▶ TASK STATEMENT
Give back the records below exactly, every one, with no pictures.

▶ AVAILABLE RECORDS
· · · · · · ·
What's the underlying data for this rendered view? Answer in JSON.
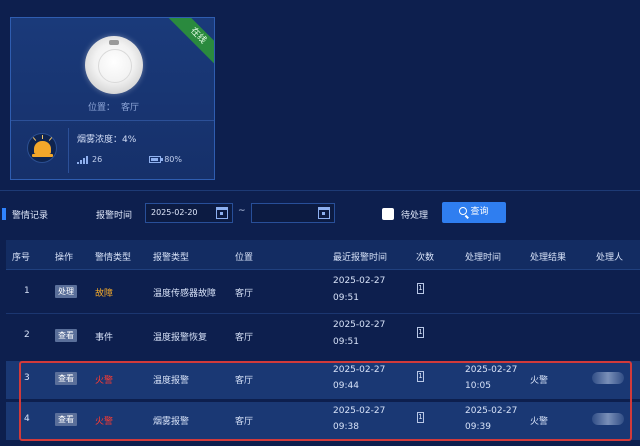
{
  "device_card": {
    "status_badge": "在线",
    "location_label": "位置：",
    "location_value": "客厅",
    "smoke_density_label": "烟雾浓度：",
    "smoke_density_value": "4%",
    "signal_value": "26",
    "battery_value": "80%"
  },
  "filter": {
    "section_title": "警情记录",
    "time_label": "报警时间",
    "start_date": "2025-02-20",
    "end_date": "",
    "separator": "~",
    "pending_label": "待处理",
    "pending_checked": false,
    "query_button": "查询"
  },
  "table": {
    "headers": [
      "序号",
      "操作",
      "警情类型",
      "报警类型",
      "位置",
      "最近报警时间",
      "次数",
      "处理时间",
      "处理结果",
      "处理人"
    ],
    "rows": [
      {
        "index": "1",
        "action": "处理",
        "alert_category": "故障",
        "alarm_type": "温度传感器故障",
        "location": "客厅",
        "last_alarm_date": "2025-02-27",
        "last_alarm_time": "09:51",
        "count": "1",
        "handle_date": "",
        "handle_time": "",
        "result": "",
        "handler": ""
      },
      {
        "index": "2",
        "action": "查看",
        "alert_category": "事件",
        "alarm_type": "温度报警恢复",
        "location": "客厅",
        "last_alarm_date": "2025-02-27",
        "last_alarm_time": "09:51",
        "count": "1",
        "handle_date": "",
        "handle_time": "",
        "result": "",
        "handler": ""
      },
      {
        "index": "3",
        "action": "查看",
        "alert_category": "火警",
        "alarm_type": "温度报警",
        "location": "客厅",
        "last_alarm_date": "2025-02-27",
        "last_alarm_time": "09:44",
        "count": "1",
        "handle_date": "2025-02-27",
        "handle_time": "10:05",
        "result": "火警",
        "handler": ""
      },
      {
        "index": "4",
        "action": "查看",
        "alert_category": "火警",
        "alarm_type": "烟雾报警",
        "location": "客厅",
        "last_alarm_date": "2025-02-27",
        "last_alarm_time": "09:38",
        "count": "1",
        "handle_date": "2025-02-27",
        "handle_time": "09:39",
        "result": "火警",
        "handler": ""
      }
    ]
  },
  "colors": {
    "background": "#0d1f4e",
    "accent": "#2f7ef0",
    "online": "#2a8a3e",
    "fire": "#ff3b30",
    "fault": "#f2a92a",
    "highlight_border": "#d23a3a"
  }
}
· · · · · · ·
▶ FINISHED TASK
What's the underlying data for this rendered view? Answer in JSON.
{
  "device_card": {
    "status_badge": "在线",
    "location_label": "位置：",
    "location_value": "客厅",
    "smoke_density_label": "烟雾浓度：",
    "smoke_density_value": "4%",
    "signal_value": "26",
    "battery_value": "80%"
  },
  "filter": {
    "section_title": "警情记录",
    "time_label": "报警时间",
    "start_date": "2025-02-20",
    "end_date": "",
    "separator": "~",
    "pending_label": "待处理",
    "pending_checked": false,
    "query_button": "查询"
  },
  "table": {
    "headers": [
      "序号",
      "操作",
      "警情类型",
      "报警类型",
      "位置",
      "最近报警时间",
      "次数",
      "处理时间",
      "处理结果",
      "处理人"
    ],
    "rows": [
      {
        "index": "1",
        "action": "处理",
        "alert_category": "故障",
        "alarm_type": "温度传感器故障",
        "location": "客厅",
        "last_alarm_date": "2025-02-27",
        "last_alarm_time": "09:51",
        "count": "1",
        "handle_date": "",
        "handle_time": "",
        "result": "",
        "handler": ""
      },
      {
        "index": "2",
        "action": "查看",
        "alert_category": "事件",
        "alarm_type": "温度报警恢复",
        "location": "客厅",
        "last_alarm_date": "2025-02-27",
        "last_alarm_time": "09:51",
        "count": "1",
        "handle_date": "",
        "handle_time": "",
        "result": "",
        "handler": ""
      },
      {
        "index": "3",
        "action": "查看",
        "alert_category": "火警",
        "alarm_type": "温度报警",
        "location": "客厅",
        "last_alarm_date": "2025-02-27",
        "last_alarm_time": "09:44",
        "count": "1",
        "handle_date": "2025-02-27",
        "handle_time": "10:05",
        "result": "火警",
        "handler": ""
      },
      {
        "index": "4",
        "action": "查看",
        "alert_category": "火警",
        "alarm_type": "烟雾报警",
        "location": "客厅",
        "last_alarm_date": "2025-02-27",
        "last_alarm_time": "09:38",
        "count": "1",
        "handle_date": "2025-02-27",
        "handle_time": "09:39",
        "result": "火警",
        "handler": ""
      }
    ]
  },
  "colors": {
    "background": "#0d1f4e",
    "accent": "#2f7ef0",
    "online": "#2a8a3e",
    "fire": "#ff3b30",
    "fault": "#f2a92a",
    "highlight_border": "#d23a3a"
  }
}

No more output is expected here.